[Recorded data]
================
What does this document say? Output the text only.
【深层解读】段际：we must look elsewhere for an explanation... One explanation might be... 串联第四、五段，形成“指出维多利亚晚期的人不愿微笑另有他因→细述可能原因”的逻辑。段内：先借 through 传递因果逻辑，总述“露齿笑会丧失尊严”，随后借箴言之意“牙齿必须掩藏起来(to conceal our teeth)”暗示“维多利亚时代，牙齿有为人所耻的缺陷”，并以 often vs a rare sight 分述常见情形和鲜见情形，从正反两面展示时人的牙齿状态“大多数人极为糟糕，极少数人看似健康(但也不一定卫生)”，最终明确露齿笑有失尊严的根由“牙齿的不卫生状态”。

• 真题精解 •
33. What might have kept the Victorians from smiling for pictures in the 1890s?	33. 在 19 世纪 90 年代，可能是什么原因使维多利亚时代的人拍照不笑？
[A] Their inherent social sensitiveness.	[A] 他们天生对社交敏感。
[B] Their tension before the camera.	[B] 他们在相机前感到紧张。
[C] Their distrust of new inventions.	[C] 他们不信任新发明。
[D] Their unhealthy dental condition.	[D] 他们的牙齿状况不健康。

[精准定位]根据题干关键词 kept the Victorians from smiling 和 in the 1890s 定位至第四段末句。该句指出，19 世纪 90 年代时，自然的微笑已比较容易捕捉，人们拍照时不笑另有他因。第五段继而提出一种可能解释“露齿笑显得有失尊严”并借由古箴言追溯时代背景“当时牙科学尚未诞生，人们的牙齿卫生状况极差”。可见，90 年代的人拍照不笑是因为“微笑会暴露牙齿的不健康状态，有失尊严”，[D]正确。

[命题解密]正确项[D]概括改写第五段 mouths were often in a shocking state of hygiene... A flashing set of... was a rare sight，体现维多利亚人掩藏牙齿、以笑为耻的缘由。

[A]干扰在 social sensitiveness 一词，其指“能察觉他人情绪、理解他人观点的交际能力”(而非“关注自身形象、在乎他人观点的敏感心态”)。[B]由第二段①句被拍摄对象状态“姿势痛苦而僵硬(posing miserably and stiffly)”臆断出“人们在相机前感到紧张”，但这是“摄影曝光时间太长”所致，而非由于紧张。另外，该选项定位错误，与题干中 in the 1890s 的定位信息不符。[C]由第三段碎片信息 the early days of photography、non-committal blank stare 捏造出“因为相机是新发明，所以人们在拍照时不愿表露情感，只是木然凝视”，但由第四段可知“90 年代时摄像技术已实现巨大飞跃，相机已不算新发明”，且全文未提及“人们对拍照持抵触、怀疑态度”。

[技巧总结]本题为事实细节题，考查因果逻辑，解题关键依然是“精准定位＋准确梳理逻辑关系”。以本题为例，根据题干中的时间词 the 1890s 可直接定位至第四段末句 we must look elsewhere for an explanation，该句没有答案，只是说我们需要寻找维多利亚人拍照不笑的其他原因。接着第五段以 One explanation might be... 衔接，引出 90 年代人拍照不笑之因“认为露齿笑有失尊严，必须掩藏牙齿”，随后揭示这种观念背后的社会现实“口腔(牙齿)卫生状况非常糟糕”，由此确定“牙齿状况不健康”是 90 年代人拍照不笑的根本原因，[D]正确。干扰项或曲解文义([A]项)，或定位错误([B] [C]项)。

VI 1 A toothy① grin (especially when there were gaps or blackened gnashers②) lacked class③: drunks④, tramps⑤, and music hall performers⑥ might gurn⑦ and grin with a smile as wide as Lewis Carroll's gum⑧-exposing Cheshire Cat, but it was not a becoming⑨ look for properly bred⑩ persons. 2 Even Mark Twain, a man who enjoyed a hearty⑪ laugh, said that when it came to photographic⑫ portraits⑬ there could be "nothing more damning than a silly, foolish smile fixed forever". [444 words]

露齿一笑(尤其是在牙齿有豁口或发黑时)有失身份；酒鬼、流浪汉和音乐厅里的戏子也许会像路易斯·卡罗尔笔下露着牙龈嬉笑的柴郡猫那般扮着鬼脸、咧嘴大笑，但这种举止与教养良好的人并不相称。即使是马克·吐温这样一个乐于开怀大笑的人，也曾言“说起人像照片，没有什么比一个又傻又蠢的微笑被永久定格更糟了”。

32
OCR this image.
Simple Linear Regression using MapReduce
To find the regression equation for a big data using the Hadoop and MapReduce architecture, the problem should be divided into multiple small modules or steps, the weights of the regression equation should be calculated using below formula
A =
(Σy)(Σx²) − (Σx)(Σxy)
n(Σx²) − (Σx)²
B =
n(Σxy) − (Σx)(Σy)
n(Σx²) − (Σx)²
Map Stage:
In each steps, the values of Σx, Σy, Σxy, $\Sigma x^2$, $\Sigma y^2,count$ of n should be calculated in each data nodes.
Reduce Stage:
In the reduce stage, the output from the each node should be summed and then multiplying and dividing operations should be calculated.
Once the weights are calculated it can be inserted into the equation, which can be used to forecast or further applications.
================
**What the task requires:**
Send back every record, precisely as written.

**Answer for this exercise:**
What does this document say? Output the text only.
【深层解读】段际：we must look elsewhere for an explanation... One explanation might be... 串联第四、五段，形成“指出维多利亚晚期的人不愿微笑另有他因→细述可能原因”的逻辑。段内：先借 through 传递因果逻辑，总述“露齿笑会丧失尊严”，随后借箴言之意“牙齿必须掩藏起来(to conceal our teeth)”暗示“维多利亚时代，牙齿有为人所耻的缺陷”，并以 often vs a rare sight 分述常见情形和鲜见情形，从正反两面展示时人的牙齿状态“大多数人极为糟糕，极少数人看似健康(但也不一定卫生)”，最终明确露齿笑有失尊严的根由“牙齿的不卫生状态”。

• 真题精解 •
33. What might have kept the Victorians from smiling for pictures in the 1890s?	33. 在 19 世纪 90 年代，可能是什么原因使维多利亚时代的人拍照不笑？
[A] Their inherent social sensitiveness.	[A] 他们天生对社交敏感。
[B] Their tension before the camera.	[B] 他们在相机前感到紧张。
[C] Their distrust of new inventions.	[C] 他们不信任新发明。
[D] Their unhealthy dental condition.	[D] 他们的牙齿状况不健康。

[精准定位]根据题干关键词 kept the Victorians from smiling 和 in the 1890s 定位至第四段末句。该句指出，19 世纪 90 年代时，自然的微笑已比较容易捕捉，人们拍照时不笑另有他因。第五段继而提出一种可能解释“露齿笑显得有失尊严”并借由古箴言追溯时代背景“当时牙科学尚未诞生，人们的牙齿卫生状况极差”。可见，90 年代的人拍照不笑是因为“微笑会暴露牙齿的不健康状态，有失尊严”，[D]正确。

[命题解密]正确项[D]概括改写第五段 mouths were often in a shocking state of hygiene... A flashing set of... was a rare sight，体现维多利亚人掩藏牙齿、以笑为耻的缘由。

[A]干扰在 social sensitiveness 一词，其指“能察觉他人情绪、理解他人观点的交际能力”(而非“关注自身形象、在乎他人观点的敏感心态”)。[B]由第二段①句被拍摄对象状态“姿势痛苦而僵硬(posing miserably and stiffly)”臆断出“人们在相机前感到紧张”，但这是“摄影曝光时间太长”所致，而非由于紧张。另外，该选项定位错误，与题干中 in the 1890s 的定位信息不符。[C]由第三段碎片信息 the early days of photography、non-committal blank stare 捏造出“因为相机是新发明，所以人们在拍照时不愿表露情感，只是木然凝视”，但由第四段可知“90 年代时摄像技术已实现巨大飞跃，相机已不算新发明”，且全文未提及“人们对拍照持抵触、怀疑态度”。

[技巧总结]本题为事实细节题，考查因果逻辑，解题关键依然是“精准定位＋准确梳理逻辑关系”。以本题为例，根据题干中的时间词 the 1890s 可直接定位至第四段末句 we must look elsewhere for an explanation，该句没有答案，只是说我们需要寻找维多利亚人拍照不笑的其他原因。接着第五段以 One explanation might be... 衔接，引出 90 年代人拍照不笑之因“认为露齿笑有失尊严，必须掩藏牙齿”，随后揭示这种观念背后的社会现实“口腔(牙齿)卫生状况非常糟糕”，由此确定“牙齿状况不健康”是 90 年代人拍照不笑的根本原因，[D]正确。干扰项或曲解文义([A]项)，或定位错误([B] [C]项)。

VI 1 A toothy① grin (especially when there were gaps or blackened gnashers②) lacked class③: drunks④, tramps⑤, and music hall performers⑥ might gurn⑦ and grin with a smile as wide as Lewis Carroll's gum⑧-exposing Cheshire Cat, but it was not a becoming⑨ look for properly bred⑩ persons. 2 Even Mark Twain, a man who enjoyed a hearty⑪ laugh, said that when it came to photographic⑫ portraits⑬ there could be "nothing more damning than a silly, foolish smile fixed forever". [444 words]

露齿一笑(尤其是在牙齿有豁口或发黑时)有失身份；酒鬼、流浪汉和音乐厅里的戏子也许会像路易斯·卡罗尔笔下露着牙龈嬉笑的柴郡猫那般扮着鬼脸、咧嘴大笑，但这种举止与教养良好的人并不相称。即使是马克·吐温这样一个乐于开怀大笑的人，也曾言“说起人像照片，没有什么比一个又傻又蠢的微笑被永久定格更糟了”。

32
OCR this image.
Simple Linear Regression using MapReduce
To find the regression equation for a big data using the Hadoop and MapReduce architecture, the problem should be divided into multiple small modules or steps, the weights of the regression equation should be calculated using below formula
A =
(Σy)(Σx²) − (Σx)(Σxy)
n(Σx²) − (Σx)²
B =
n(Σxy) − (Σx)(Σy)
n(Σx²) − (Σx)²
Map Stage:
In each steps, the values of Σx, Σy, Σxy, $\Sigma x^2$, $\Sigma y^2,count$ of n should be calculated in each data nodes.
Reduce Stage:
In the reduce stage, the output from the each node should be summed and then multiplying and dividing operations should be calculated.
Once the weights are calculated it can be inserted into the equation, which can be used to forecast or further applications.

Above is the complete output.